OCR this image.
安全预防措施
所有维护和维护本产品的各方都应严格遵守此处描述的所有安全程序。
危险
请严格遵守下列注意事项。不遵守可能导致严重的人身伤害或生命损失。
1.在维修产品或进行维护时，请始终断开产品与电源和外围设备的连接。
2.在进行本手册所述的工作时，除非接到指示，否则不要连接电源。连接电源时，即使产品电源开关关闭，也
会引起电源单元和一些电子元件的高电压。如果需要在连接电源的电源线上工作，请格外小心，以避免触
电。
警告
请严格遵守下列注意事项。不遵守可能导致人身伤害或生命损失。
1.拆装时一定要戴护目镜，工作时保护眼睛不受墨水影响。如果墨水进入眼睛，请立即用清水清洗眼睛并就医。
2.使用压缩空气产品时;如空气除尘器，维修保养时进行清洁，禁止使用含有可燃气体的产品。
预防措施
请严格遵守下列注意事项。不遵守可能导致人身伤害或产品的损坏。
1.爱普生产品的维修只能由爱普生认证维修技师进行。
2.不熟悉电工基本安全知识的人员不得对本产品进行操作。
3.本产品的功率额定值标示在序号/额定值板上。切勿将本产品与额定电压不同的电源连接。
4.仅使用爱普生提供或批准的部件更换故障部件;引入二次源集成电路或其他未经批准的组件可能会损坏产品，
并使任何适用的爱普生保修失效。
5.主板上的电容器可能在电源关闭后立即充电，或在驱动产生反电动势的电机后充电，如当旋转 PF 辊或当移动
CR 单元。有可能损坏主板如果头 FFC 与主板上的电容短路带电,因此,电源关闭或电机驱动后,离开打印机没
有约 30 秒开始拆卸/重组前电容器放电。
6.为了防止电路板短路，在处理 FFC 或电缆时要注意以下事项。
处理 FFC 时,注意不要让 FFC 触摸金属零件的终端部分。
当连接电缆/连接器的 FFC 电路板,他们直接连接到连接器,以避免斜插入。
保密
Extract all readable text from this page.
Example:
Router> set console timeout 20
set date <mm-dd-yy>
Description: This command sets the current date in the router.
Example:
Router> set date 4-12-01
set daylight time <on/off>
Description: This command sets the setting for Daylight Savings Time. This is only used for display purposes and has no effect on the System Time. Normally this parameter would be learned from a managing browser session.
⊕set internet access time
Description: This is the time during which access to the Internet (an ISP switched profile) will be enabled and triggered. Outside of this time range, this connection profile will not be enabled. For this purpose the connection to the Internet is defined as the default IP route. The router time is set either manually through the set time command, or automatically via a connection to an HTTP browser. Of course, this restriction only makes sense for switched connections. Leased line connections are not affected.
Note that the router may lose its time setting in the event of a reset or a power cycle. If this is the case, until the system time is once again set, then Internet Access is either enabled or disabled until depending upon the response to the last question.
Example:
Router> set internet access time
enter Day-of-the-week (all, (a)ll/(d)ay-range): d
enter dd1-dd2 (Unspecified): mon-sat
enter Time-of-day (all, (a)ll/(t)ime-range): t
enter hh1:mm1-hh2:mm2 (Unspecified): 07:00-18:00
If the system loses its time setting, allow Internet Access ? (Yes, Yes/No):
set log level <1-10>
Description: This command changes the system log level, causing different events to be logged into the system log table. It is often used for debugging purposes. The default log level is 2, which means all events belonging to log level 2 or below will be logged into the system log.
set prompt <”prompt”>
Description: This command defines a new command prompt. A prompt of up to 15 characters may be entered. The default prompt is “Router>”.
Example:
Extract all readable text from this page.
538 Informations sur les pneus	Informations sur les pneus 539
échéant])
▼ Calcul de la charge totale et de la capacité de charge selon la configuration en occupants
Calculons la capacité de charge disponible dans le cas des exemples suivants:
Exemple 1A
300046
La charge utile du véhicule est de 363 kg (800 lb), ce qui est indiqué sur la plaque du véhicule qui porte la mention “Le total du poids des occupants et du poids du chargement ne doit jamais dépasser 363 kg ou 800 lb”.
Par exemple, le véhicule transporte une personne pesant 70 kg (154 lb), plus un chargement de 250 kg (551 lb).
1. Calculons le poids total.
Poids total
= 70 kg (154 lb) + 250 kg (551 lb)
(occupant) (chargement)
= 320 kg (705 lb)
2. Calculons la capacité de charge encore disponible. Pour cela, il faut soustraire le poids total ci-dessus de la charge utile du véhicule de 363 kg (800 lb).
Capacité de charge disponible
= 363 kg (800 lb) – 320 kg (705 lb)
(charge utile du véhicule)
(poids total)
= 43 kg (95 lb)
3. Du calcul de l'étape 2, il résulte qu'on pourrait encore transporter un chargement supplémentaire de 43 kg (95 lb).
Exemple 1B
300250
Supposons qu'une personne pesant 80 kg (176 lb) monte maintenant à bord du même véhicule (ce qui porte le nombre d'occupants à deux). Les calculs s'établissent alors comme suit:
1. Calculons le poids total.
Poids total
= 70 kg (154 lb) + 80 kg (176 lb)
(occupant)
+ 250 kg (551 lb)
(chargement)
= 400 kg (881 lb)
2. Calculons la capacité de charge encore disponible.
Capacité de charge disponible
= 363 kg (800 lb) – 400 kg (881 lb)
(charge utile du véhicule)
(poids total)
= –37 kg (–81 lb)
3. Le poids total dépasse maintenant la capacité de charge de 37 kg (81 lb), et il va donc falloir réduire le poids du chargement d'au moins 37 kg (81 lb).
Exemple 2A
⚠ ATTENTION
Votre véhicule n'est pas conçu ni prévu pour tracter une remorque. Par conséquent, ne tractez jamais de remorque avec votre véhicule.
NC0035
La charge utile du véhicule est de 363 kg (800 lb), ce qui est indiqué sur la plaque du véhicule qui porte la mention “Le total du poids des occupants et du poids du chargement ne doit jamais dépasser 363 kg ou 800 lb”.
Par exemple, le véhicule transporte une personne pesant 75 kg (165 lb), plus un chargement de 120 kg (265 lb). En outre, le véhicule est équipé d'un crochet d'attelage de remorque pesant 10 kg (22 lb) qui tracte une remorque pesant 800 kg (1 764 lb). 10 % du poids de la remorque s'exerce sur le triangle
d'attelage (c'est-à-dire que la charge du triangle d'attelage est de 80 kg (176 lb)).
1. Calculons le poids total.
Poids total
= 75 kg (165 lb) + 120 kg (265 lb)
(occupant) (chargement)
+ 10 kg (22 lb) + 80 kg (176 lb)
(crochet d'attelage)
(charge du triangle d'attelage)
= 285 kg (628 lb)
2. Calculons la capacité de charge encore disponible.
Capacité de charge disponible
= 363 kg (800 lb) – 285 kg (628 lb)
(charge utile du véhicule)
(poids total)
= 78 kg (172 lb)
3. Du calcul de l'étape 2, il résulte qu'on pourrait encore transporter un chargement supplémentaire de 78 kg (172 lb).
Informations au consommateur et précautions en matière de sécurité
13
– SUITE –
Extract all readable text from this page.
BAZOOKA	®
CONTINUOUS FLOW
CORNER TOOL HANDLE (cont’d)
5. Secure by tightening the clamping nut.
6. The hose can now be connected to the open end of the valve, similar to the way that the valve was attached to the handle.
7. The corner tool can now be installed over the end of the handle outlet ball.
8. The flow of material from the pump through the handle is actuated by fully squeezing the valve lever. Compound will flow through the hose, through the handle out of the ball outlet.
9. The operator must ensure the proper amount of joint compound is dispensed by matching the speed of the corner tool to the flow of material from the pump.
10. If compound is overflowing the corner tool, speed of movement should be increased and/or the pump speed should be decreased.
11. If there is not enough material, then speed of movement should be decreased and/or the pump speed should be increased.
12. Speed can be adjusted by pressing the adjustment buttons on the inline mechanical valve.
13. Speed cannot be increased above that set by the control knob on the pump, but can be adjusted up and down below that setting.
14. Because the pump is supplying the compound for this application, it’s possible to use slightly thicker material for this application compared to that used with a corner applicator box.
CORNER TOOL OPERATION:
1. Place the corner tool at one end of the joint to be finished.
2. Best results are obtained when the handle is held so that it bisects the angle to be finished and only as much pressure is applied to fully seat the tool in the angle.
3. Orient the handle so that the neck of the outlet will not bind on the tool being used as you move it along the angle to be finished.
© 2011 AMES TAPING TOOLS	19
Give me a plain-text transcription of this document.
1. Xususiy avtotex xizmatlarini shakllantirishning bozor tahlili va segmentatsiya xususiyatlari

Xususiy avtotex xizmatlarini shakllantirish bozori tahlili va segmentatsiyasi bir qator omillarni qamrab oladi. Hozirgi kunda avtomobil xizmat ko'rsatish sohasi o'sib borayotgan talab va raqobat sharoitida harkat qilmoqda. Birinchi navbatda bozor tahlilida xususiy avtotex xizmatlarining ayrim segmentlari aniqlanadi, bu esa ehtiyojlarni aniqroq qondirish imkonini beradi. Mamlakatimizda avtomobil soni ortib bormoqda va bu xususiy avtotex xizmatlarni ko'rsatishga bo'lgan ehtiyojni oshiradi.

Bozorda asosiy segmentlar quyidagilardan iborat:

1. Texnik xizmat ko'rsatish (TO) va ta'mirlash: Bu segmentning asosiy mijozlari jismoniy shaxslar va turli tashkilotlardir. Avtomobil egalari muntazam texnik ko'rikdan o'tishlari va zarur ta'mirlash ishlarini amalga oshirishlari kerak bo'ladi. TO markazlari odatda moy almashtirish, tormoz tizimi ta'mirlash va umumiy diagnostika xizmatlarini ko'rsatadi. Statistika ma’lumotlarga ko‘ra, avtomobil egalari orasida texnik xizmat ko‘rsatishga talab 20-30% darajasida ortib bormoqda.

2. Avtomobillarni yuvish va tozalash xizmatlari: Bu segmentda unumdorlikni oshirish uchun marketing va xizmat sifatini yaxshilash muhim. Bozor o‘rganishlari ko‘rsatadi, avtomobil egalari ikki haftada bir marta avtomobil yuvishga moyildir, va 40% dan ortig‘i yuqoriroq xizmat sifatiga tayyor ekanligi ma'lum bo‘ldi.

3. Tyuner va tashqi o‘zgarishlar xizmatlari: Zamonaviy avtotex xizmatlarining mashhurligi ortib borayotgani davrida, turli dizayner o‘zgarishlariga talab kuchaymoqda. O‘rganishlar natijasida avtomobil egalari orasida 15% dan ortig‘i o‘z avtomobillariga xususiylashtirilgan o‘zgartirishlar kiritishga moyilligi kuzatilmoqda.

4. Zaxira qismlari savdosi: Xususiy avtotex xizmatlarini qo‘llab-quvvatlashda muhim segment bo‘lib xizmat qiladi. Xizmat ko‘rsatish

.....

INSTRUCTIONS TO FOLLOW |
Pick out every line above that holds the word "Informations" and copy it.

SOLUTION FOR THIS TASK |
538 Informations sur les pneus	Informations sur les pneus 539
Informations au consommateur et précautions en matière de sécurité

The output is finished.